TASK DESCRIPTION: Gather every line of the entries that includes the word "name".

SUPPLIED MATERIAL:

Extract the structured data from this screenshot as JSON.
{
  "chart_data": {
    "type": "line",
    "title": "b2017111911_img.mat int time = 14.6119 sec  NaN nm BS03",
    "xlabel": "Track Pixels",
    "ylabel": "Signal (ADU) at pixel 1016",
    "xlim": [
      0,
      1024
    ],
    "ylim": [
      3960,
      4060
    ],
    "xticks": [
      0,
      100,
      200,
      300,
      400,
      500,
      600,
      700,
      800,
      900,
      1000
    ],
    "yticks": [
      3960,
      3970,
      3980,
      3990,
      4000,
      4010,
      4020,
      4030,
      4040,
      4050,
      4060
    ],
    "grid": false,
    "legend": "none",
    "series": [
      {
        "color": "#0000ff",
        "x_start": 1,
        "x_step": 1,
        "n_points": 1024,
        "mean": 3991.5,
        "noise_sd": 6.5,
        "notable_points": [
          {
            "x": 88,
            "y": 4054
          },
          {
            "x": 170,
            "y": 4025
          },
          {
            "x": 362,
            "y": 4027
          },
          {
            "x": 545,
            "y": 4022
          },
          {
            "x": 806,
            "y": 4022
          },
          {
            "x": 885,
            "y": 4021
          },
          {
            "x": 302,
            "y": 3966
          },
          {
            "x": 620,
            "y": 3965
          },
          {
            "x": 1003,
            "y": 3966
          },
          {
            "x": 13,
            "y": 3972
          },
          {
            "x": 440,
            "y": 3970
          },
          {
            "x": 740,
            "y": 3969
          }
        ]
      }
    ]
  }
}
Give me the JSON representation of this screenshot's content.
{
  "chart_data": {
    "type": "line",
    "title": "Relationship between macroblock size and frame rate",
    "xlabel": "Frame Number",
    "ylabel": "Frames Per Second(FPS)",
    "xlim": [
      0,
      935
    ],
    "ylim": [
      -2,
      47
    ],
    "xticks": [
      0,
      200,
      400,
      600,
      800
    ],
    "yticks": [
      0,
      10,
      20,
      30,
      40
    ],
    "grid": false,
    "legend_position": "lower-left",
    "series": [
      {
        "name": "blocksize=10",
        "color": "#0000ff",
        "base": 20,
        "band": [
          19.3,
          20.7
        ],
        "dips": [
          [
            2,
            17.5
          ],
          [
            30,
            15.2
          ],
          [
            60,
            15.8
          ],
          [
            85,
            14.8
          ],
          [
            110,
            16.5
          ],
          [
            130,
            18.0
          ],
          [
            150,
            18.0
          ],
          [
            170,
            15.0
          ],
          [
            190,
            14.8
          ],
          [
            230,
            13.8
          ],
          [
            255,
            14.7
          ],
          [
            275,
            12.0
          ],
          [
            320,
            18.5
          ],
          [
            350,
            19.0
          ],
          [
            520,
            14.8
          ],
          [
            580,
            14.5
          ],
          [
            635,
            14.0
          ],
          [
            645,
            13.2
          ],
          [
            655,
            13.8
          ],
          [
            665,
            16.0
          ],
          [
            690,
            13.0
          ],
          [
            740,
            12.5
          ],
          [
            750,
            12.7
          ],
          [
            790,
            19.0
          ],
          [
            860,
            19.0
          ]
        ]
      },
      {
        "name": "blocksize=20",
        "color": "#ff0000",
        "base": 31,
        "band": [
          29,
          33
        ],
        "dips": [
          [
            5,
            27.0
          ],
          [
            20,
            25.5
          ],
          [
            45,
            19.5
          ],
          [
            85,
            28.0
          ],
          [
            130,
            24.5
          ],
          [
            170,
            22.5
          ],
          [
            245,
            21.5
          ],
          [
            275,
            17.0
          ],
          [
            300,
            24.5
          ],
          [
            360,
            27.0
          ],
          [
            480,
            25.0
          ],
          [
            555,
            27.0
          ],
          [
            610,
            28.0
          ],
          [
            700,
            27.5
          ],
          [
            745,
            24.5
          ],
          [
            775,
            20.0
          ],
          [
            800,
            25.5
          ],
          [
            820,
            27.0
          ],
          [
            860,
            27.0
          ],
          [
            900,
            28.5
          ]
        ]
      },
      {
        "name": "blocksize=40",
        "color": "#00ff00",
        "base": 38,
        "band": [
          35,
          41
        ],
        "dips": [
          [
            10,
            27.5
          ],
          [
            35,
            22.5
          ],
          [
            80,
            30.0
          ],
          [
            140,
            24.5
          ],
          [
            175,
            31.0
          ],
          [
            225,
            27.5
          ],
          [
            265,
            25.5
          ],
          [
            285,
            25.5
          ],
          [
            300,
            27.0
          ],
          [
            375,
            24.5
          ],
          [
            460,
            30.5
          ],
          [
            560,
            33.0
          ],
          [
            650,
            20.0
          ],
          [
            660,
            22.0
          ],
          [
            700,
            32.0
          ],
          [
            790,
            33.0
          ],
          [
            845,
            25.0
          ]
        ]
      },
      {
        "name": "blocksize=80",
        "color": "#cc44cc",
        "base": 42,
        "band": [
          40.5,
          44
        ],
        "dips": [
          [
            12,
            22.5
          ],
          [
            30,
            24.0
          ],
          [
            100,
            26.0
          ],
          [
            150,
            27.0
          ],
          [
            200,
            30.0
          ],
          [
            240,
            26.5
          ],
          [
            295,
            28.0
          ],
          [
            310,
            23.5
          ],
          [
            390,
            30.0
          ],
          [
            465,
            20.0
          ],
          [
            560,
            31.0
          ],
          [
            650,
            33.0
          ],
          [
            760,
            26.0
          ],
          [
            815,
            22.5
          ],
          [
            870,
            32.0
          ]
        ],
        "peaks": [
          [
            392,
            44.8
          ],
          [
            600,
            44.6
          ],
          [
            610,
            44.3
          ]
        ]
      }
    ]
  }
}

ANSWER TO THE PROBLEM:
        "name": "blocksize=10",
        "name": "blocksize=20",
        "name": "blocksize=40",
        "name": "blocksize=80",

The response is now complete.